Excerpts from a figure dataset
####################

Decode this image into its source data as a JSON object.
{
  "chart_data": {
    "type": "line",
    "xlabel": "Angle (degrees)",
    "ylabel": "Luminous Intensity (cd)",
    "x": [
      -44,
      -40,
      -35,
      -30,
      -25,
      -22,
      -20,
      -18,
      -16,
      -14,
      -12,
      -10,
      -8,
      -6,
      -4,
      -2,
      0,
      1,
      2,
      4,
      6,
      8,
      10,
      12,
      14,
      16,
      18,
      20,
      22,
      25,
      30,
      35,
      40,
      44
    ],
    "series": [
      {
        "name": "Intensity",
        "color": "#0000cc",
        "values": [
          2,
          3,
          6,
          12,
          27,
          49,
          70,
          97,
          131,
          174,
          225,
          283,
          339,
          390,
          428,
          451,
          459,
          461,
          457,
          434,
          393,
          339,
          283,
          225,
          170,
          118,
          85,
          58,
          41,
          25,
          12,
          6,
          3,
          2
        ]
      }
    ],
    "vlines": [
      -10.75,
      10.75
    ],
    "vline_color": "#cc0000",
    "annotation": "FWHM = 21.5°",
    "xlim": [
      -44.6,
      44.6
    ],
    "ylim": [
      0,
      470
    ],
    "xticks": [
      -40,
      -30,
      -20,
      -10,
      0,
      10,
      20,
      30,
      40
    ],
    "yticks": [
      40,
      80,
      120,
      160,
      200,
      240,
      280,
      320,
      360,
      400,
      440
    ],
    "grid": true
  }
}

####################

* JOB *
Gather from the data above every line with the string "Intensity".

* TASK RESPONSE *
    "ylabel": "Luminous Intensity (cd)",
        "name": "Intensity",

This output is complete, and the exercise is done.